◆ Exercise details
Give the number of lines below that contain the word "Conexão", and nothing else.

━━━━━━

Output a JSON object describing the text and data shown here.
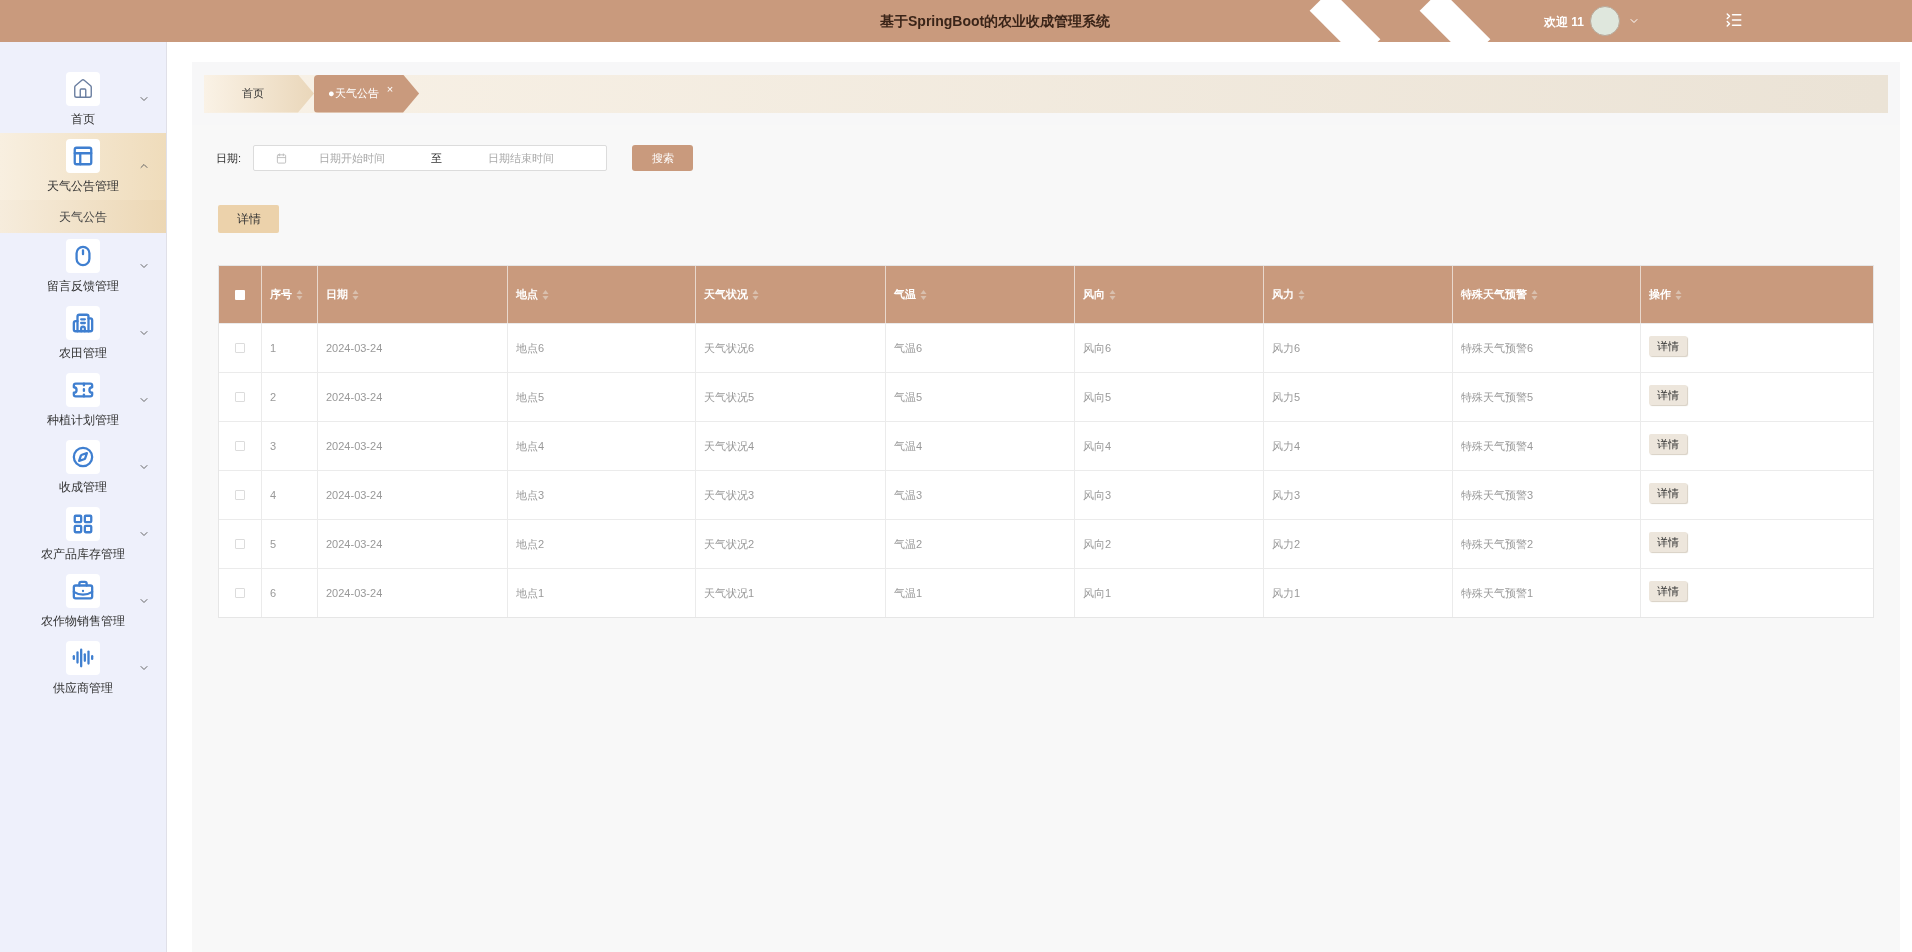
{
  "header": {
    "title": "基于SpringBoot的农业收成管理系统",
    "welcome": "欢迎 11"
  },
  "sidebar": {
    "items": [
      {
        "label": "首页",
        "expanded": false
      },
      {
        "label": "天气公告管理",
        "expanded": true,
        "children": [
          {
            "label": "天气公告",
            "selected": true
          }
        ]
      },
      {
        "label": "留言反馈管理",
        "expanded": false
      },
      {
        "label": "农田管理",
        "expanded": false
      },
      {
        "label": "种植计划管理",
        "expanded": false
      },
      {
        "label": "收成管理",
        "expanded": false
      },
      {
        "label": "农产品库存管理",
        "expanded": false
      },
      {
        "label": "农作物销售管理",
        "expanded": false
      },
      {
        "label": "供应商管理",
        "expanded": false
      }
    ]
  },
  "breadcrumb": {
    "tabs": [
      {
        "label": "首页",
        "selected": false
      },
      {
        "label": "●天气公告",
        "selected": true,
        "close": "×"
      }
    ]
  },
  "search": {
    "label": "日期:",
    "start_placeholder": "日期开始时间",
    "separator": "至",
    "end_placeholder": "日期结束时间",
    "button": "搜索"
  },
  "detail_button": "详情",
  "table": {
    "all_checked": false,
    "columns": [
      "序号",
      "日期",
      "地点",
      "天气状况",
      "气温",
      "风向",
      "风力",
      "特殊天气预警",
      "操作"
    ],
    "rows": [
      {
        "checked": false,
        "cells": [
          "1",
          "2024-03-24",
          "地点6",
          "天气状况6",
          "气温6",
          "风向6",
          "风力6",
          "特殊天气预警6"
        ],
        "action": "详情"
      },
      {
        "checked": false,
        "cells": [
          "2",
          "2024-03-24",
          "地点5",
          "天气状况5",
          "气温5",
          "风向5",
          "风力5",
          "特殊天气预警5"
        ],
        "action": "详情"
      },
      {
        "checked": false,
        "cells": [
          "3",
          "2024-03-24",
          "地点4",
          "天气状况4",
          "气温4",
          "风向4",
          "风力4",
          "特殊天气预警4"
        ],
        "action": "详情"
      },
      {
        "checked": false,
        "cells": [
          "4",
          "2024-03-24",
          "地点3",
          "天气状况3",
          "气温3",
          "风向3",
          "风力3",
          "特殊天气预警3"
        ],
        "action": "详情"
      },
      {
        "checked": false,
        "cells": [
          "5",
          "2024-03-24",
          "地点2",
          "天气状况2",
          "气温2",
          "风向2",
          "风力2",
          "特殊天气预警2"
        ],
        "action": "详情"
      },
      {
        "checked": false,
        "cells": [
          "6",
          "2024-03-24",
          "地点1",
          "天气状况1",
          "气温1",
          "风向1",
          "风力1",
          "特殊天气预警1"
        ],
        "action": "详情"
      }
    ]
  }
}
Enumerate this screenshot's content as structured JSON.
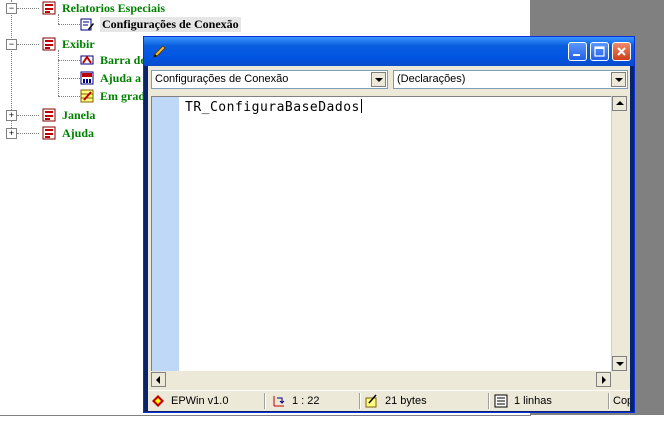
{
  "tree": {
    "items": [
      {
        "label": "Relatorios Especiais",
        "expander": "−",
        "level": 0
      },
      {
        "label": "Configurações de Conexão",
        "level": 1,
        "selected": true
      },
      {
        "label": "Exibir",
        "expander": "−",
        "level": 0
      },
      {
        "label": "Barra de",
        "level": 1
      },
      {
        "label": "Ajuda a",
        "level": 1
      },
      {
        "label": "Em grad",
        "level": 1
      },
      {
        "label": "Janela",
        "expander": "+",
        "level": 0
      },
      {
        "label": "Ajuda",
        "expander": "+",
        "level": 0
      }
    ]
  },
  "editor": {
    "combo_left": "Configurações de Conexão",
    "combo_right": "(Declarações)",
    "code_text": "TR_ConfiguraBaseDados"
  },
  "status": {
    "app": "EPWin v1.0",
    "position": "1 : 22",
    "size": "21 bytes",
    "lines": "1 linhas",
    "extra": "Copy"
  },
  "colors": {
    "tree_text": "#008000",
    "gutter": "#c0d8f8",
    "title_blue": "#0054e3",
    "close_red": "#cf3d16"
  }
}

━━━━━━

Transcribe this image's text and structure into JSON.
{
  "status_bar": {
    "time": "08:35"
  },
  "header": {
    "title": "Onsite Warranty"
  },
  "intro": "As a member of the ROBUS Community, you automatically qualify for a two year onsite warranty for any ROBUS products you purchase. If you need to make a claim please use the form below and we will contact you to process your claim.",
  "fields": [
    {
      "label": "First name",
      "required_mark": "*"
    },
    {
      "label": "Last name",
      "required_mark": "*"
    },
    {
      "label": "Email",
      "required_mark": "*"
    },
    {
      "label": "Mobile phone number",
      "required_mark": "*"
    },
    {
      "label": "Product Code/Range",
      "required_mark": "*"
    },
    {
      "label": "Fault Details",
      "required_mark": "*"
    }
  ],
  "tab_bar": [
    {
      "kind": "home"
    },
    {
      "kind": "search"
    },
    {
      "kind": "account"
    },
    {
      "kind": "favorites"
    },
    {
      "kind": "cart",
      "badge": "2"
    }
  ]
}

━━━━━━

◆ Full output
2